AIM OF THE TASK: Your task is to gather the lines below that hold the string "funded".
+++
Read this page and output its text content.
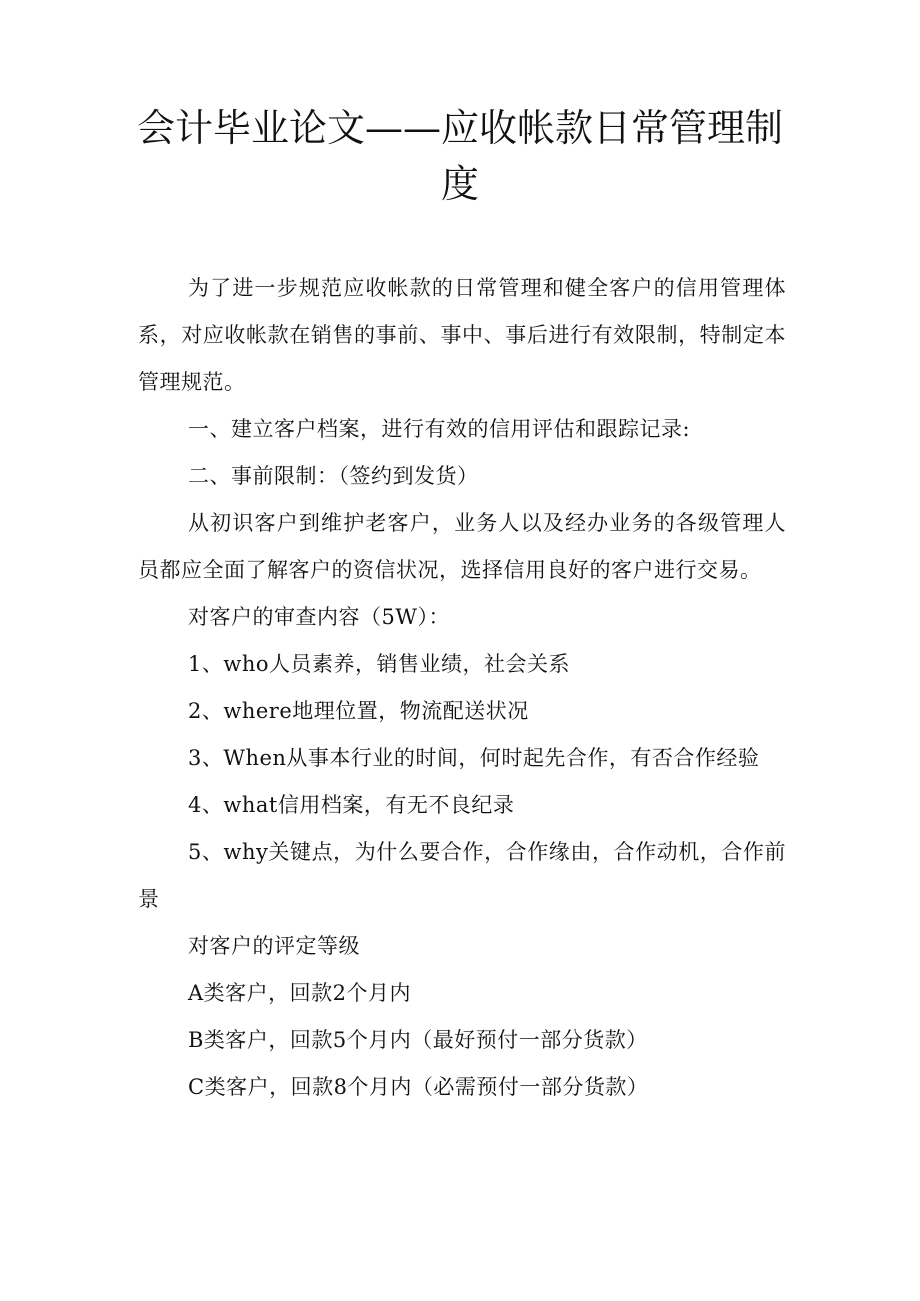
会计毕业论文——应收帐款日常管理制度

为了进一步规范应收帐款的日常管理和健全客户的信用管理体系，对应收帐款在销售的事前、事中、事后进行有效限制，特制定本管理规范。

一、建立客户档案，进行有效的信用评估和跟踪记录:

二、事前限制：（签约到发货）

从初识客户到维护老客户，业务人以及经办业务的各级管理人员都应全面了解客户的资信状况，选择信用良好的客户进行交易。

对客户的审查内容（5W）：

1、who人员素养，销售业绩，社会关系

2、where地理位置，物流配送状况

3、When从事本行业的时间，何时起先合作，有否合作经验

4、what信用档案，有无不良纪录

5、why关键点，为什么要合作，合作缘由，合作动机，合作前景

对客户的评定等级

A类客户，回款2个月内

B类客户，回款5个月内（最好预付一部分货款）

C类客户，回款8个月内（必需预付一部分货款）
+++
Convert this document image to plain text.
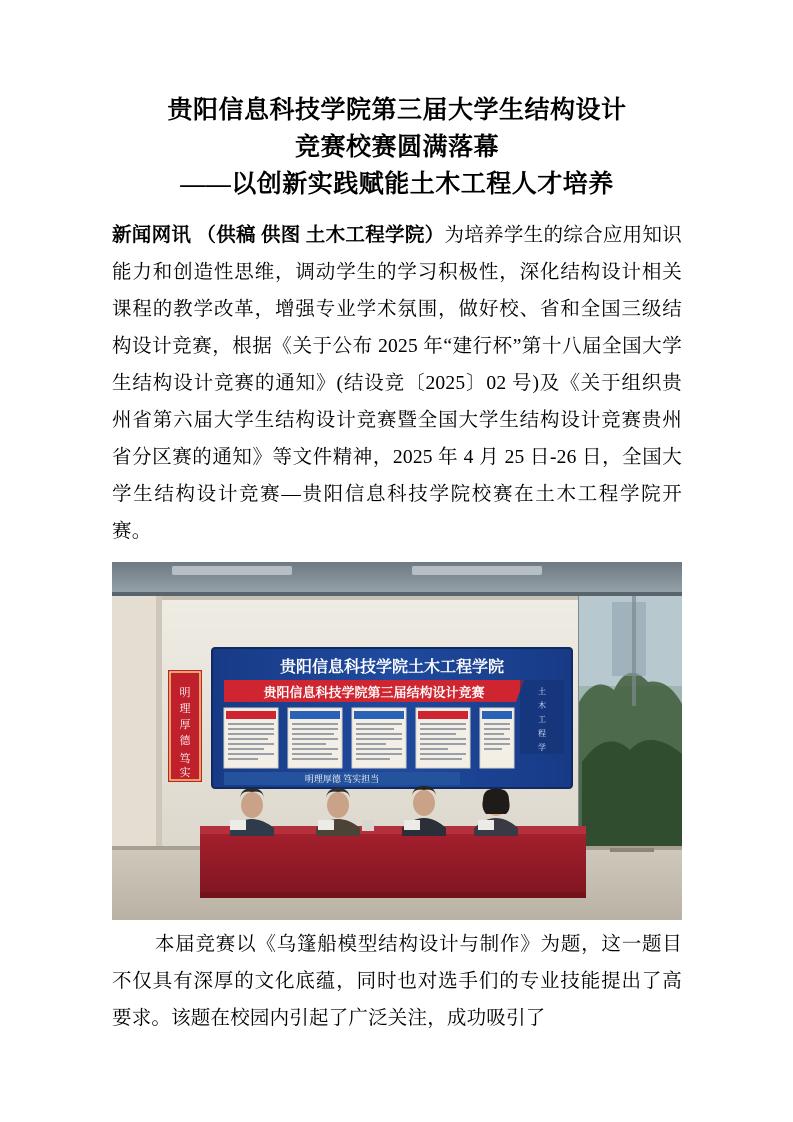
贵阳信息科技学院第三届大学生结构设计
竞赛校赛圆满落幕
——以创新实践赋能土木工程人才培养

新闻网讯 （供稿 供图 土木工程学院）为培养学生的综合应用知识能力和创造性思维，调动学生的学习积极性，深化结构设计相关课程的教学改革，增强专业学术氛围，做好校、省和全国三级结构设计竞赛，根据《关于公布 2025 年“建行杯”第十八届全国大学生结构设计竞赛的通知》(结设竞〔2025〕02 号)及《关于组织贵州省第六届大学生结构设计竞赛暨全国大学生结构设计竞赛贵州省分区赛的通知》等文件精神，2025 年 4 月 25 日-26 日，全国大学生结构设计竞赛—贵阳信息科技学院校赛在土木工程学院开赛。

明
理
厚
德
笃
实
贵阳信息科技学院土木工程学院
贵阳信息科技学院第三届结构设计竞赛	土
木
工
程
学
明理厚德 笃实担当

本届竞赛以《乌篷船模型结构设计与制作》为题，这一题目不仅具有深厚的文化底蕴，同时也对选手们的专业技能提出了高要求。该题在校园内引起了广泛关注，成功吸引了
+++
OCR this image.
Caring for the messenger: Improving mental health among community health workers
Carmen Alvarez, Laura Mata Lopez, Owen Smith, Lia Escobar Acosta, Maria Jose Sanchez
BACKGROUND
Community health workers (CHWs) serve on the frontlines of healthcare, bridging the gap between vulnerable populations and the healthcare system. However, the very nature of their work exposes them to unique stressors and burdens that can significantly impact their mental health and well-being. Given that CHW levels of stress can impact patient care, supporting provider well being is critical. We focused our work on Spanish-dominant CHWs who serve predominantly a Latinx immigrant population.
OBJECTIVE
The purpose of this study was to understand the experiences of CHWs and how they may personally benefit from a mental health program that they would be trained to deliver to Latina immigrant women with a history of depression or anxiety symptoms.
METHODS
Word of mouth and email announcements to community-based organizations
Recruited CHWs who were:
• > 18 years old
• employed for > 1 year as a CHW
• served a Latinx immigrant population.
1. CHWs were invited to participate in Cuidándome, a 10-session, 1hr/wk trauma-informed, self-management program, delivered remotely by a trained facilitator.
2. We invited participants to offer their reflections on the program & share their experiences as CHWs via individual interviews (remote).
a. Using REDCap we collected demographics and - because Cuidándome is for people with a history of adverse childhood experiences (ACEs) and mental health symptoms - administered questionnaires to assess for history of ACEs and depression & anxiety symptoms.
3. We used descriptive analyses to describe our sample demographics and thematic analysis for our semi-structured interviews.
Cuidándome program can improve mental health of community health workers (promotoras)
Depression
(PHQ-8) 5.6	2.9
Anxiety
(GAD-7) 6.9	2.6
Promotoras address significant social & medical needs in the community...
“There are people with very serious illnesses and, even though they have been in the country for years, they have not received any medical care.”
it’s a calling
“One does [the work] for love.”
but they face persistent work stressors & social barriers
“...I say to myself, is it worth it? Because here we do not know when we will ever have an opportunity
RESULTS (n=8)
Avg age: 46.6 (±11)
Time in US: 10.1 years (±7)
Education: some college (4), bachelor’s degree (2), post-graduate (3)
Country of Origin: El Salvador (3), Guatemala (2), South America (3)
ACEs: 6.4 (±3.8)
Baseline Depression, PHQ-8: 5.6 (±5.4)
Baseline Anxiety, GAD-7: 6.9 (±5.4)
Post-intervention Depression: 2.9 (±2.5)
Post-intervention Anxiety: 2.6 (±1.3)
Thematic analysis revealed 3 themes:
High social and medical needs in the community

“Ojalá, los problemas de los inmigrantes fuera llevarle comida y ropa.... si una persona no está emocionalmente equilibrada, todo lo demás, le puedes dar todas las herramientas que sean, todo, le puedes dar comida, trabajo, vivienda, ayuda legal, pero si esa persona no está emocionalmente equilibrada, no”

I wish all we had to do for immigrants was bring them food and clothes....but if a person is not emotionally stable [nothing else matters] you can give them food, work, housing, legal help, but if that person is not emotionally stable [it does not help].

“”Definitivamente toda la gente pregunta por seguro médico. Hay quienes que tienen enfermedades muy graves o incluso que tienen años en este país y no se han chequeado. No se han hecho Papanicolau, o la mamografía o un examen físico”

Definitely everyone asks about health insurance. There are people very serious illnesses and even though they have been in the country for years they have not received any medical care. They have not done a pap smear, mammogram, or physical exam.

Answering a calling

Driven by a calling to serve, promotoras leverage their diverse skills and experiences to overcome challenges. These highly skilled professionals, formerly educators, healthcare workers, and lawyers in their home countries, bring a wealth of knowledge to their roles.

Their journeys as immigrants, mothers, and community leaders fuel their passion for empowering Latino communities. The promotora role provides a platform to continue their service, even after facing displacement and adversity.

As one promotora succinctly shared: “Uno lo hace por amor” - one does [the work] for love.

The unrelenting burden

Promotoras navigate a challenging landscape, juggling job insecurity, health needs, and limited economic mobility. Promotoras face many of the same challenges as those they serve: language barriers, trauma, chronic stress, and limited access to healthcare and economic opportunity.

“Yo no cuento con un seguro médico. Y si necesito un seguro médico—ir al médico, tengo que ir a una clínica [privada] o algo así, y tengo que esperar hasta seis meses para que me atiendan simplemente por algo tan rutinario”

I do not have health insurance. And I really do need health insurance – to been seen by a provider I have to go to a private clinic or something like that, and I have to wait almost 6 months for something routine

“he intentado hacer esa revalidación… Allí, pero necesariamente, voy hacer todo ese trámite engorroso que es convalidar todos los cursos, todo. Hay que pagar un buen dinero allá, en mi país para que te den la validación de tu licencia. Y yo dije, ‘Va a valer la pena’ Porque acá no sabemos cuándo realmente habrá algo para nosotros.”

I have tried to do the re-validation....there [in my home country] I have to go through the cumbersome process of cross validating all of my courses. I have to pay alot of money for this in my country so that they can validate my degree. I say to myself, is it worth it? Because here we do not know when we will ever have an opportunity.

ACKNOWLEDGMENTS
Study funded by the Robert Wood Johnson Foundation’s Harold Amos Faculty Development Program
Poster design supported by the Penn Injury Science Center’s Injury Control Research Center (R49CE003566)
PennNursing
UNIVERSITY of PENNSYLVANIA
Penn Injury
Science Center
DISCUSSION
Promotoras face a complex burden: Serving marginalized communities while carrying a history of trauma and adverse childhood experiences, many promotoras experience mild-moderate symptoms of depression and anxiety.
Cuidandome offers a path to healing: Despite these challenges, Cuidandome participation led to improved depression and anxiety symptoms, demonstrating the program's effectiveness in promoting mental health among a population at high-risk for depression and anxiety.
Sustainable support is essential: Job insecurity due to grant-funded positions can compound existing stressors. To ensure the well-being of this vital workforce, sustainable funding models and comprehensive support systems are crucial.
+++
SOLUTION FOR THIS EXERCISE:
Study funded by the Robert Wood Johnson Foundation’s Harold Amos Faculty Development Program
Sustainable support is essential: Job insecurity due to grant-funded positions can compound existing stressors. To ensure the well-being of this vital workforce, sustainable funding models and comprehensive support systems are crucial.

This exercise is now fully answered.